┌──

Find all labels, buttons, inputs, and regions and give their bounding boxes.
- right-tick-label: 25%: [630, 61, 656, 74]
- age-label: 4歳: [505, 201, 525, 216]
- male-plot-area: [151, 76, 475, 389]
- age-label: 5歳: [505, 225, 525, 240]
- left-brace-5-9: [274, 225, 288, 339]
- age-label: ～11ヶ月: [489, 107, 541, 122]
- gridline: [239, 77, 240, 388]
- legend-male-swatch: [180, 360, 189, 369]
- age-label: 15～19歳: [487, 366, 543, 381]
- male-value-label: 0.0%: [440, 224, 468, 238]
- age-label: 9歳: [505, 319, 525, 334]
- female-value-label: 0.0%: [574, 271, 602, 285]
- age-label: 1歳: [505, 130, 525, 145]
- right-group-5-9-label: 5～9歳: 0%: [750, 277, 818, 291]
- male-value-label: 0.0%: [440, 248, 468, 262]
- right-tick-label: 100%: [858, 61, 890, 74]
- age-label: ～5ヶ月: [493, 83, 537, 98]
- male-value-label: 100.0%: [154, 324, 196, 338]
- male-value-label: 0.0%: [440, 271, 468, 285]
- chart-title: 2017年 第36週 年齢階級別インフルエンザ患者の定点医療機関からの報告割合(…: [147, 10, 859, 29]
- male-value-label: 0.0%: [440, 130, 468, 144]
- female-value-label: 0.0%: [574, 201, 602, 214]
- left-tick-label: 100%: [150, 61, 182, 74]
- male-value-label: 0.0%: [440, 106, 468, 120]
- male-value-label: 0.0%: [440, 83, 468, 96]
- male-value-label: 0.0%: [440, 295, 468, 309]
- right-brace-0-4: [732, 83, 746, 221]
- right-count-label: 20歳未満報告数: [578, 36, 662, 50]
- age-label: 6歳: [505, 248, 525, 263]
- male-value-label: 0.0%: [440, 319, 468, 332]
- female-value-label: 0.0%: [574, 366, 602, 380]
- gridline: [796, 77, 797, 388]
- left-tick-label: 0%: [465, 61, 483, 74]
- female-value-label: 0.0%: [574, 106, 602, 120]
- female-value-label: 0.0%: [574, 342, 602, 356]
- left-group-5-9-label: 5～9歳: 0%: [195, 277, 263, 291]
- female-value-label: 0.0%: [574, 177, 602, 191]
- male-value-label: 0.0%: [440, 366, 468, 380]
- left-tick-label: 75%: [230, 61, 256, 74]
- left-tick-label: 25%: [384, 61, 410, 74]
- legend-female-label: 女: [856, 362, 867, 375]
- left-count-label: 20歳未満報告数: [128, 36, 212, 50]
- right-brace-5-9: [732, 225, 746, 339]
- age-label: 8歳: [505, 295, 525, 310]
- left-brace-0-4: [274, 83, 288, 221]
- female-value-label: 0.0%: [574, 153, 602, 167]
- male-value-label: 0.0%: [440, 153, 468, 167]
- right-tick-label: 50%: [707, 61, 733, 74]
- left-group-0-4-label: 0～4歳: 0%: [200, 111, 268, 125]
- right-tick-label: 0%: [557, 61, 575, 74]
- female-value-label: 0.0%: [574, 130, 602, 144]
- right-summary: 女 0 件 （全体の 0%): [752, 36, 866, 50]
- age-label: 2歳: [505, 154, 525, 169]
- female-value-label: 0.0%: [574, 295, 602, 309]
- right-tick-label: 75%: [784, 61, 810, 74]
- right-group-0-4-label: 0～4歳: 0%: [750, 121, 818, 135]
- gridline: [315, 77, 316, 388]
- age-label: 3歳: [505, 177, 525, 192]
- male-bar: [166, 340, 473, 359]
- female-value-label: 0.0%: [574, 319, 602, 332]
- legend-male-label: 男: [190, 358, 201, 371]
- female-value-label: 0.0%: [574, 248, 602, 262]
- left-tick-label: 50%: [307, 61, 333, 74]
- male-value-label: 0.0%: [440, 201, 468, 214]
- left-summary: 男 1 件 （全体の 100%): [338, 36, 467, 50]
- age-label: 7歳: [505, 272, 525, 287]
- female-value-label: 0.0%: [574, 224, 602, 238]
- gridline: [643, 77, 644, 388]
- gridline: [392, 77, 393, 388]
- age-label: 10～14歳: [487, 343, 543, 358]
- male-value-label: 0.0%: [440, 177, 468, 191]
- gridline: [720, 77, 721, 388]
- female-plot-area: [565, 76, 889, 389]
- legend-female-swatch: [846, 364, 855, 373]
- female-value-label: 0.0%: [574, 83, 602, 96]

└──

## STATED TASK
Please report each line of the data above that contains the string "tick". Case counts.

## RESULT OF THE EXERCISE
- right-tick-label: 25%: [630, 61, 656, 74]
- right-tick-label: 100%: [858, 61, 890, 74]
- left-tick-label: 100%: [150, 61, 182, 74]
- left-tick-label: 0%: [465, 61, 483, 74]
- left-tick-label: 75%: [230, 61, 256, 74]
- left-tick-label: 25%: [384, 61, 410, 74]
- right-tick-label: 50%: [707, 61, 733, 74]
- right-tick-label: 0%: [557, 61, 575, 74]
- right-tick-label: 75%: [784, 61, 810, 74]
- left-tick-label: 50%: [307, 61, 333, 74]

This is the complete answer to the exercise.